■ **EXERCISE AIM**
Write out the records below word for word, please.

┌─ GIVEN RECORDS

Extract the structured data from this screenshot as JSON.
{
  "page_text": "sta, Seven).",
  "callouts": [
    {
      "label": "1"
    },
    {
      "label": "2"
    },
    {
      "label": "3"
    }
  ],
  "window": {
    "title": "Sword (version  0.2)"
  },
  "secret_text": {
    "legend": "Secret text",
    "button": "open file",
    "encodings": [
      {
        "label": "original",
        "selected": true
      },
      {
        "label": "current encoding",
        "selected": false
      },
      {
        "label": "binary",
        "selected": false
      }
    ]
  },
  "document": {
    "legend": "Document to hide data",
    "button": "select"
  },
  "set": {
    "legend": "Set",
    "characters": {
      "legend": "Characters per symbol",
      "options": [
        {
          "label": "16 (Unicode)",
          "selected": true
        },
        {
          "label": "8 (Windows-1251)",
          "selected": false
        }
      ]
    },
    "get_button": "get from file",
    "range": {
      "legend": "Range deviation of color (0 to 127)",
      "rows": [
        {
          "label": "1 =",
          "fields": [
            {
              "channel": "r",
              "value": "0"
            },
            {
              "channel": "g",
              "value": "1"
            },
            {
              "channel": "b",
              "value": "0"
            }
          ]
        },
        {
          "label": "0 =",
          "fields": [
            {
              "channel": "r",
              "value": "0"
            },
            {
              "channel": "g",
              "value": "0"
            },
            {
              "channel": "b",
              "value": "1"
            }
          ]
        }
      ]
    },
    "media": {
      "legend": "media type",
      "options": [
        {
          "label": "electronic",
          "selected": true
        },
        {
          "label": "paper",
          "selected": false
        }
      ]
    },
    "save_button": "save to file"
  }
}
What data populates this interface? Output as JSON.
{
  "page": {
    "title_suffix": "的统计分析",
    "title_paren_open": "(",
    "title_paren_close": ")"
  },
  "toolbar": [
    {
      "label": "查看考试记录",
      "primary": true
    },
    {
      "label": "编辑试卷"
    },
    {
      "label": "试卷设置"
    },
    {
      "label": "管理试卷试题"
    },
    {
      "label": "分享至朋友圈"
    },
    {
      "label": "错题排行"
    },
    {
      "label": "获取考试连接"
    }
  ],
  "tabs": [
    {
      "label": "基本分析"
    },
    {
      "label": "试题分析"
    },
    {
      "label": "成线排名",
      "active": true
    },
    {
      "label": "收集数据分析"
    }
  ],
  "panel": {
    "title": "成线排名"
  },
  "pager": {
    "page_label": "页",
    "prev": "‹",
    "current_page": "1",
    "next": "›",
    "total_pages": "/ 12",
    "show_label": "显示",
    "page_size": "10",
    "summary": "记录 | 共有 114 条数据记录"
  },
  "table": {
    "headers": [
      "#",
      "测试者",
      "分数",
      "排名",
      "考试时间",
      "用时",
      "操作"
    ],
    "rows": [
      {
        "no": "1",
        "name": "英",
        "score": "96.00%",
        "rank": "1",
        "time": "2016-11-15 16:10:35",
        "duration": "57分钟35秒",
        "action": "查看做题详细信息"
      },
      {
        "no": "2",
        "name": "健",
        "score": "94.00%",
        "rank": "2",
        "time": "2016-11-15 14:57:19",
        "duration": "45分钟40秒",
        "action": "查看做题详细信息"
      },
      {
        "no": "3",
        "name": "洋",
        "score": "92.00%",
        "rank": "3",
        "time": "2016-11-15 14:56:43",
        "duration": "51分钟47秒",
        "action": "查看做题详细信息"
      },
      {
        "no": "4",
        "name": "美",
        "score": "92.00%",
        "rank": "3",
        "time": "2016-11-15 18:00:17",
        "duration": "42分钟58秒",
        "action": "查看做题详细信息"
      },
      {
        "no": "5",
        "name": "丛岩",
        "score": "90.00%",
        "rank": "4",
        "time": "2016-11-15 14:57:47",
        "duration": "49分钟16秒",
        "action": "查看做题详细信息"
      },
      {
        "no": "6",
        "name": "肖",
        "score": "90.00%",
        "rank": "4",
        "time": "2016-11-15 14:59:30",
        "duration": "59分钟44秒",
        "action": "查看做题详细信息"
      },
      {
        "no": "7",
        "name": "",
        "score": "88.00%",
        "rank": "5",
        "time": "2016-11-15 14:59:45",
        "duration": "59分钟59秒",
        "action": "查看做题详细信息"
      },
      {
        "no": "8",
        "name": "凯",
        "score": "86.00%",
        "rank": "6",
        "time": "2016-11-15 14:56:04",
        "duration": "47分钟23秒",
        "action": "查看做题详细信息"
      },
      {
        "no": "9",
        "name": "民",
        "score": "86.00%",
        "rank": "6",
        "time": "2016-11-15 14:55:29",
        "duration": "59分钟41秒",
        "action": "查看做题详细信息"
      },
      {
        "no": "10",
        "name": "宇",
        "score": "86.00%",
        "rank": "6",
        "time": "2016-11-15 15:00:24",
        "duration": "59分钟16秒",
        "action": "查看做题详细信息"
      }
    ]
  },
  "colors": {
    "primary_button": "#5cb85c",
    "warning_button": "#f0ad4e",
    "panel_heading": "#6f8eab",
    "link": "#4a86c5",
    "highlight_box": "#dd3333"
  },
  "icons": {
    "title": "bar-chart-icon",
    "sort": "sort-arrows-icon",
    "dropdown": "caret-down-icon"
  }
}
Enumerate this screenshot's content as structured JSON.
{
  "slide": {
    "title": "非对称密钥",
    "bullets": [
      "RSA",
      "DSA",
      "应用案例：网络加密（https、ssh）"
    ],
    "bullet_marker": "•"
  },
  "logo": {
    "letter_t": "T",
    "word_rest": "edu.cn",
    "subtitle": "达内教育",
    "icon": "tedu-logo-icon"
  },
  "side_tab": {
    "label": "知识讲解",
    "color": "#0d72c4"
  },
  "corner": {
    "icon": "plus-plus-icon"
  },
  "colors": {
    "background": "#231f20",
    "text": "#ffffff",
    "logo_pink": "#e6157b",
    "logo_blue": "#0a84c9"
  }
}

└─

■ **EXPECTED ANSWER**
Extract the structured data from this screenshot as JSON.
{
  "page_text": "sta, Seven).",
  "callouts": [
    {
      "label": "1"
    },
    {
      "label": "2"
    },
    {
      "label": "3"
    }
  ],
  "window": {
    "title": "Sword (version  0.2)"
  },
  "secret_text": {
    "legend": "Secret text",
    "button": "open file",
    "encodings": [
      {
        "label": "original",
        "selected": true
      },
      {
        "label": "current encoding",
        "selected": false
      },
      {
        "label": "binary",
        "selected": false
      }
    ]
  },
  "document": {
    "legend": "Document to hide data",
    "button": "select"
  },
  "set": {
    "legend": "Set",
    "characters": {
      "legend": "Characters per symbol",
      "options": [
        {
          "label": "16 (Unicode)",
          "selected": true
        },
        {
          "label": "8 (Windows-1251)",
          "selected": false
        }
      ]
    },
    "get_button": "get from file",
    "range": {
      "legend": "Range deviation of color (0 to 127)",
      "rows": [
        {
          "label": "1 =",
          "fields": [
            {
              "channel": "r",
              "value": "0"
            },
            {
              "channel": "g",
              "value": "1"
            },
            {
              "channel": "b",
              "value": "0"
            }
          ]
        },
        {
          "label": "0 =",
          "fields": [
            {
              "channel": "r",
              "value": "0"
            },
            {
              "channel": "g",
              "value": "0"
            },
            {
              "channel": "b",
              "value": "1"
            }
          ]
        }
      ]
    },
    "media": {
      "legend": "media type",
      "options": [
        {
          "label": "electronic",
          "selected": true
        },
        {
          "label": "paper",
          "selected": false
        }
      ]
    },
    "save_button": "save to file"
  }
}
What data populates this interface? Output as JSON.
{
  "page": {
    "title_suffix": "的统计分析",
    "title_paren_open": "(",
    "title_paren_close": ")"
  },
  "toolbar": [
    {
      "label": "查看考试记录",
      "primary": true
    },
    {
      "label": "编辑试卷"
    },
    {
      "label": "试卷设置"
    },
    {
      "label": "管理试卷试题"
    },
    {
      "label": "分享至朋友圈"
    },
    {
      "label": "错题排行"
    },
    {
      "label": "获取考试连接"
    }
  ],
  "tabs": [
    {
      "label": "基本分析"
    },
    {
      "label": "试题分析"
    },
    {
      "label": "成线排名",
      "active": true
    },
    {
      "label": "收集数据分析"
    }
  ],
  "panel": {
    "title": "成线排名"
  },
  "pager": {
    "page_label": "页",
    "prev": "‹",
    "current_page": "1",
    "next": "›",
    "total_pages": "/ 12",
    "show_label": "显示",
    "page_size": "10",
    "summary": "记录 | 共有 114 条数据记录"
  },
  "table": {
    "headers": [
      "#",
      "测试者",
      "分数",
      "排名",
      "考试时间",
      "用时",
      "操作"
    ],
    "rows": [
      {
        "no": "1",
        "name": "英",
        "score": "96.00%",
        "rank": "1",
        "time": "2016-11-15 16:10:35",
        "duration": "57分钟35秒",
        "action": "查看做题详细信息"
      },
      {
        "no": "2",
        "name": "健",
        "score": "94.00%",
        "rank": "2",
        "time": "2016-11-15 14:57:19",
        "duration": "45分钟40秒",
        "action": "查看做题详细信息"
      },
      {
        "no": "3",
        "name": "洋",
        "score": "92.00%",
        "rank": "3",
        "time": "2016-11-15 14:56:43",
        "duration": "51分钟47秒",
        "action": "查看做题详细信息"
      },
      {
        "no": "4",
        "name": "美",
        "score": "92.00%",
        "rank": "3",
        "time": "2016-11-15 18:00:17",
        "duration": "42分钟58秒",
        "action": "查看做题详细信息"
      },
      {
        "no": "5",
        "name": "丛岩",
        "score": "90.00%",
        "rank": "4",
        "time": "2016-11-15 14:57:47",
        "duration": "49分钟16秒",
        "action": "查看做题详细信息"
      },
      {
        "no": "6",
        "name": "肖",
        "score": "90.00%",
        "rank": "4",
        "time": "2016-11-15 14:59:30",
        "duration": "59分钟44秒",
        "action": "查看做题详细信息"
      },
      {
        "no": "7",
        "name": "",
        "score": "88.00%",
        "rank": "5",
        "time": "2016-11-15 14:59:45",
        "duration": "59分钟59秒",
        "action": "查看做题详细信息"
      },
      {
        "no": "8",
        "name": "凯",
        "score": "86.00%",
        "rank": "6",
        "time": "2016-11-15 14:56:04",
        "duration": "47分钟23秒",
        "action": "查看做题详细信息"
      },
      {
        "no": "9",
        "name": "民",
        "score": "86.00%",
        "rank": "6",
        "time": "2016-11-15 14:55:29",
        "duration": "59分钟41秒",
        "action": "查看做题详细信息"
      },
      {
        "no": "10",
        "name": "宇",
        "score": "86.00%",
        "rank": "6",
        "time": "2016-11-15 15:00:24",
        "duration": "59分钟16秒",
        "action": "查看做题详细信息"
      }
    ]
  },
  "colors": {
    "primary_button": "#5cb85c",
    "warning_button": "#f0ad4e",
    "panel_heading": "#6f8eab",
    "link": "#4a86c5",
    "highlight_box": "#dd3333"
  },
  "icons": {
    "title": "bar-chart-icon",
    "sort": "sort-arrows-icon",
    "dropdown": "caret-down-icon"
  }
}
Enumerate this screenshot's content as structured JSON.
{
  "slide": {
    "title": "非对称密钥",
    "bullets": [
      "RSA",
      "DSA",
      "应用案例：网络加密（https、ssh）"
    ],
    "bullet_marker": "•"
  },
  "logo": {
    "letter_t": "T",
    "word_rest": "edu.cn",
    "subtitle": "达内教育",
    "icon": "tedu-logo-icon"
  },
  "side_tab": {
    "label": "知识讲解",
    "color": "#0d72c4"
  },
  "corner": {
    "icon": "plus-plus-icon"
  },
  "colors": {
    "background": "#231f20",
    "text": "#ffffff",
    "logo_pink": "#e6157b",
    "logo_blue": "#0a84c9"
  }
}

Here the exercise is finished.